### Working data ###

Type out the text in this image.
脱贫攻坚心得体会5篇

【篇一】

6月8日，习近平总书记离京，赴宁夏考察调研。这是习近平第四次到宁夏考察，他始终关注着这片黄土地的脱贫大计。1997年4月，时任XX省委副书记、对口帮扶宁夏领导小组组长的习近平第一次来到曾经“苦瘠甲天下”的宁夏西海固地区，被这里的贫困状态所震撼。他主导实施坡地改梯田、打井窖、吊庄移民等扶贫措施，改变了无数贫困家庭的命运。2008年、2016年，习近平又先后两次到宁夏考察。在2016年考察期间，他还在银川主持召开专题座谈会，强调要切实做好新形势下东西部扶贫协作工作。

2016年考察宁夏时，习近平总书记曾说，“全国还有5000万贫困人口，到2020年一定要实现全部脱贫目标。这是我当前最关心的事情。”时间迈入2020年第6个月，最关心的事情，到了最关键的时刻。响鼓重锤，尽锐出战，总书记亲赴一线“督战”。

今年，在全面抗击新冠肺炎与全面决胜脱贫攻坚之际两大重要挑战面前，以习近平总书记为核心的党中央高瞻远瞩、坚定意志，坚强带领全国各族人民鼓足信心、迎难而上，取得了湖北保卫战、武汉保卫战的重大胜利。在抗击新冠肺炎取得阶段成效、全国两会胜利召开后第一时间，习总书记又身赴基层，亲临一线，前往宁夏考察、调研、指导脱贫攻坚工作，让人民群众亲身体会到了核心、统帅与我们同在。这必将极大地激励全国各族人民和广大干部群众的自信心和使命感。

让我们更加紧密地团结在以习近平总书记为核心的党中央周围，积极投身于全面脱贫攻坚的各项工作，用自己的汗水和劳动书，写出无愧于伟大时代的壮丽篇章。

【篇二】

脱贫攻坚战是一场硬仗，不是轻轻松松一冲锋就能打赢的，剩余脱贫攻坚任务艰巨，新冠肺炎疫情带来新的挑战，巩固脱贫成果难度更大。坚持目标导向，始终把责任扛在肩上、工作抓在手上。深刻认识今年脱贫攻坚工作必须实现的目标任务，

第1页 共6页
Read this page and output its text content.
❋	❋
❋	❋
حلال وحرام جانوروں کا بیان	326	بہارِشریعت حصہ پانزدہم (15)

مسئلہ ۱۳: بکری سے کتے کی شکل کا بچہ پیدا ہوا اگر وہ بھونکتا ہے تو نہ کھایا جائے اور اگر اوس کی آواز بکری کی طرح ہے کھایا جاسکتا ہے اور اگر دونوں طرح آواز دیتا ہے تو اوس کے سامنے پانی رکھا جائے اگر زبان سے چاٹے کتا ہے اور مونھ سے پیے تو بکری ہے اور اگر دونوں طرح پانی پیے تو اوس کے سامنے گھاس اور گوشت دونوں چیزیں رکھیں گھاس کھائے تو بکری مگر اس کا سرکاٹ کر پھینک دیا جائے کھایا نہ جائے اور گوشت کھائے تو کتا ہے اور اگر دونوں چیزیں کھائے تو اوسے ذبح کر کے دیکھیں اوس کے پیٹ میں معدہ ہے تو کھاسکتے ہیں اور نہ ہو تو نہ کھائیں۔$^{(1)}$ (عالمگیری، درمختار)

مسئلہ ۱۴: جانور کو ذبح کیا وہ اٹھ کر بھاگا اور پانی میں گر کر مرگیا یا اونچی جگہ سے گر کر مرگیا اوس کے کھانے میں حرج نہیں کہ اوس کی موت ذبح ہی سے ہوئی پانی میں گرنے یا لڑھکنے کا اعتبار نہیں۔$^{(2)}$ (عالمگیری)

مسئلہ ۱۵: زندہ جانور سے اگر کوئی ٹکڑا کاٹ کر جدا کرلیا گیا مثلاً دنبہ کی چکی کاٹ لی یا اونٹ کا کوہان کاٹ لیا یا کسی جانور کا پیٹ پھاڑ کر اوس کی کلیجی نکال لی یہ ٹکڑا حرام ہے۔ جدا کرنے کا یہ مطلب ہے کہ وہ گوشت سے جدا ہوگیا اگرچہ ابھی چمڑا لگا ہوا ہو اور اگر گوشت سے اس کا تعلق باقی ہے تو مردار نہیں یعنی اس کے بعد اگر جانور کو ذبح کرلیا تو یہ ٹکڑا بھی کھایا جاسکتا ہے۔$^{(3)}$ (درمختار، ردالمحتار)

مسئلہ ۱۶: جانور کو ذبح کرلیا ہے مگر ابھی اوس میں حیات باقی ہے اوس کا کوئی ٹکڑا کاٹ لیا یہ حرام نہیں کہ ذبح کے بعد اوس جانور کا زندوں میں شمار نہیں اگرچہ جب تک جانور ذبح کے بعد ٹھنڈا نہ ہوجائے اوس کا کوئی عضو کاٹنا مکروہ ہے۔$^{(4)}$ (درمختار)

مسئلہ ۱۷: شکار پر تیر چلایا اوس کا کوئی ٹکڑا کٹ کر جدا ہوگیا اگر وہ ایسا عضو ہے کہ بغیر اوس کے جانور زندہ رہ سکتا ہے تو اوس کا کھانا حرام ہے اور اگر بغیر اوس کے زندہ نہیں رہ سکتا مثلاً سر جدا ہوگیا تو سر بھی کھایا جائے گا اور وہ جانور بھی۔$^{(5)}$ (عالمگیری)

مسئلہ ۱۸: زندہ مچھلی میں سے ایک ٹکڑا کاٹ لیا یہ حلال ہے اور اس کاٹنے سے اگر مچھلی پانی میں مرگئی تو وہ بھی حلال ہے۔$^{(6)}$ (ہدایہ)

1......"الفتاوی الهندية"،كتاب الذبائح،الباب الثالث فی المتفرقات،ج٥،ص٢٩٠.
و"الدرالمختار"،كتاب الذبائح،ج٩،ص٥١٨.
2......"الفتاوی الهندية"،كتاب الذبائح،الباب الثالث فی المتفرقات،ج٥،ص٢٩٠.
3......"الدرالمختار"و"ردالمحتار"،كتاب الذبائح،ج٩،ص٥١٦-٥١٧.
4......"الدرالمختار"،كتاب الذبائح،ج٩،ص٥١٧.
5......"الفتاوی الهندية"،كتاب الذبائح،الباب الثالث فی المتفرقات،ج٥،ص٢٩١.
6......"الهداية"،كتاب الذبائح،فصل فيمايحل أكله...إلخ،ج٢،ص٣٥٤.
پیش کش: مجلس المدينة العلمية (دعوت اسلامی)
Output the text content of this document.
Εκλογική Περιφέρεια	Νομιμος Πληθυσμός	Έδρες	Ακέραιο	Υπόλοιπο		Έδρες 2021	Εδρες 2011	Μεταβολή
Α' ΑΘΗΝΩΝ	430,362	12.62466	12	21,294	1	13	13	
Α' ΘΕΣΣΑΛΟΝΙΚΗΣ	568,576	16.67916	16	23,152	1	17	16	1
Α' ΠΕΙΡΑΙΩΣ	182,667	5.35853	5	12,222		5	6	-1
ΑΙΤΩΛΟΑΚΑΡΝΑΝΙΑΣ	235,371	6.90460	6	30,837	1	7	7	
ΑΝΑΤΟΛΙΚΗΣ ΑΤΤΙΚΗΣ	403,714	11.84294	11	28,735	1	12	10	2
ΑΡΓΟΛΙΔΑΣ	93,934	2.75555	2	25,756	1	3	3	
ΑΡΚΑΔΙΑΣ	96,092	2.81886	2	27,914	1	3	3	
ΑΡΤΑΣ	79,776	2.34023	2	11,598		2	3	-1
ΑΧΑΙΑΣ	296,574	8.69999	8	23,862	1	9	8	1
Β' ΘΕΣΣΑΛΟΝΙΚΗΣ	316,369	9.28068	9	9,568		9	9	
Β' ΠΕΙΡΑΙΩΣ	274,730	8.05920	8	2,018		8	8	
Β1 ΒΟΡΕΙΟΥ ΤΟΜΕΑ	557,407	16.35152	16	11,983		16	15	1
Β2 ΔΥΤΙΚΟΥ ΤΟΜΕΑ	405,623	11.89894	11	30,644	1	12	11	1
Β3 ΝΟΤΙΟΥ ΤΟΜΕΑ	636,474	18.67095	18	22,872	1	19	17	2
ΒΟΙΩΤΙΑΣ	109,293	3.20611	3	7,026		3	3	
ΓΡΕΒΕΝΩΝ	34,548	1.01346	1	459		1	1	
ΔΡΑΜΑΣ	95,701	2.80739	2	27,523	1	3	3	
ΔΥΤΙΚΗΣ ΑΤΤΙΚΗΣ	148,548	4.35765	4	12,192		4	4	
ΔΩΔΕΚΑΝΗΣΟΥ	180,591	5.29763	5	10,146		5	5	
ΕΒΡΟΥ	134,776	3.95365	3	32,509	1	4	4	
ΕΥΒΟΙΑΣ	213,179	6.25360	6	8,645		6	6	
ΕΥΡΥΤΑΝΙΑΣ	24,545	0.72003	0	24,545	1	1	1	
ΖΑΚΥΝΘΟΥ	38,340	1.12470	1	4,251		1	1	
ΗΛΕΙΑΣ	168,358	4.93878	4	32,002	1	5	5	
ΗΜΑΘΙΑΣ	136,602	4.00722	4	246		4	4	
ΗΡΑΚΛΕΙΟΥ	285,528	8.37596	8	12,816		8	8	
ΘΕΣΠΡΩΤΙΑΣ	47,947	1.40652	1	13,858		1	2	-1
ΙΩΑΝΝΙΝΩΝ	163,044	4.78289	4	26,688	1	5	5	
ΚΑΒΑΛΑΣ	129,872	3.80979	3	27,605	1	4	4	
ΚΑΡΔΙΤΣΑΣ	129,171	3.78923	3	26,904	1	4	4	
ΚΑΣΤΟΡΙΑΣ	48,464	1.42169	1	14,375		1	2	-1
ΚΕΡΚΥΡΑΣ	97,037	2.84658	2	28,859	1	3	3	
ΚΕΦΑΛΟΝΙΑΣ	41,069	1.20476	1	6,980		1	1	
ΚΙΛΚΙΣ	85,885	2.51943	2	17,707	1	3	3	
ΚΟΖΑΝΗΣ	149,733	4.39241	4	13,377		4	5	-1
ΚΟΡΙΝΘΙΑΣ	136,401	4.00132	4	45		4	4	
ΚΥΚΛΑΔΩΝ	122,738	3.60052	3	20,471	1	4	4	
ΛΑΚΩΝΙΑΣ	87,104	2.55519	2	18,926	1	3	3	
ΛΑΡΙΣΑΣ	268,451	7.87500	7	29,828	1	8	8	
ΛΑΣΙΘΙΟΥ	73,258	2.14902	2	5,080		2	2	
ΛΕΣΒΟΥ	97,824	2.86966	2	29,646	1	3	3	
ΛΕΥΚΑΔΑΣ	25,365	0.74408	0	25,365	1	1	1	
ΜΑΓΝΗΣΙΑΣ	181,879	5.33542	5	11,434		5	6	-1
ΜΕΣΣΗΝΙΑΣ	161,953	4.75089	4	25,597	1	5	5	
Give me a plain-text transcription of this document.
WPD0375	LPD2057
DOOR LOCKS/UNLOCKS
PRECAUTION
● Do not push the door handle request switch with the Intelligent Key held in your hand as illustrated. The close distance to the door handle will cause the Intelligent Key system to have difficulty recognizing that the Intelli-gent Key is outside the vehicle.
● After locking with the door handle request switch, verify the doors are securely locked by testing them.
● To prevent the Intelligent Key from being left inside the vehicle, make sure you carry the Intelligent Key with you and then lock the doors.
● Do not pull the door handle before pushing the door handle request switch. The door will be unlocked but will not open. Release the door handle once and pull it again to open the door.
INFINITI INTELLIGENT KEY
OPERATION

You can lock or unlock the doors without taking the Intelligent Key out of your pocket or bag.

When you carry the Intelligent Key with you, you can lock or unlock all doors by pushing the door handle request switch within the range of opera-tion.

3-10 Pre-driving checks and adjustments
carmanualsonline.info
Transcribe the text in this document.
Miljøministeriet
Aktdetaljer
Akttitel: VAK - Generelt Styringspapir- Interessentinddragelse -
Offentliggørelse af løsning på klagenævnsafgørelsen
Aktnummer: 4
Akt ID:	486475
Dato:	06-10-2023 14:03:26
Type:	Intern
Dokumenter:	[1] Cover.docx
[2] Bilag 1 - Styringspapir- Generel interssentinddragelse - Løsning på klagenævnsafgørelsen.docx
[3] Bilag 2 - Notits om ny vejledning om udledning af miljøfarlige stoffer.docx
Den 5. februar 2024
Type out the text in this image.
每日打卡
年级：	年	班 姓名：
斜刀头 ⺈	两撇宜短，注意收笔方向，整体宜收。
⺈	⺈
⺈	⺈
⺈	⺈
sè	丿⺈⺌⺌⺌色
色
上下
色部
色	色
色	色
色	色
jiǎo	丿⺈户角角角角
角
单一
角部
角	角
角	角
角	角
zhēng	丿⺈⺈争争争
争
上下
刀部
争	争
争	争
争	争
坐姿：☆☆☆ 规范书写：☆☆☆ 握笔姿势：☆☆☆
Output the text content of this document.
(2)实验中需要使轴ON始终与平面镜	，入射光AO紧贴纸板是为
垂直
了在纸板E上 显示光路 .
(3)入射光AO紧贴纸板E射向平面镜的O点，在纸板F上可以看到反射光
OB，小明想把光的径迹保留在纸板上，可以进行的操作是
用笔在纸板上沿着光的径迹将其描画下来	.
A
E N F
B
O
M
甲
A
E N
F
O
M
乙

###

**Task statement**. Copy out every line with the word "کرلیا".

**Result**.
مسئلہ ۱۵: زندہ جانور سے اگر کوئی ٹکڑا کاٹ کر جدا کرلیا گیا مثلاً دنبہ کی چکی کاٹ لی یا اونٹ کا کوہان کاٹ لیا یا کسی جانور کا پیٹ پھاڑ کر اوس کی کلیجی نکال لی یہ ٹکڑا حرام ہے۔ جدا کرنے کا یہ مطلب ہے کہ وہ گوشت سے جدا ہوگیا اگرچہ ابھی چمڑا لگا ہوا ہو اور اگر گوشت سے اس کا تعلق باقی ہے تو مردار نہیں یعنی اس کے بعد اگر جانور کو ذبح کرلیا تو یہ ٹکڑا بھی کھایا جاسکتا ہے۔$^{(3)}$ (درمختار، ردالمحتار)
مسئلہ ۱۶: جانور کو ذبح کرلیا ہے مگر ابھی اوس میں حیات باقی ہے اوس کا کوئی ٹکڑا کاٹ لیا یہ حرام نہیں کہ ذبح کے بعد اوس جانور کا زندوں میں شمار نہیں اگرچہ جب تک جانور ذبح کے بعد ٹھنڈا نہ ہوجائے اوس کا کوئی عضو کاٹنا مکروہ ہے۔$^{(4)}$ (درمختار)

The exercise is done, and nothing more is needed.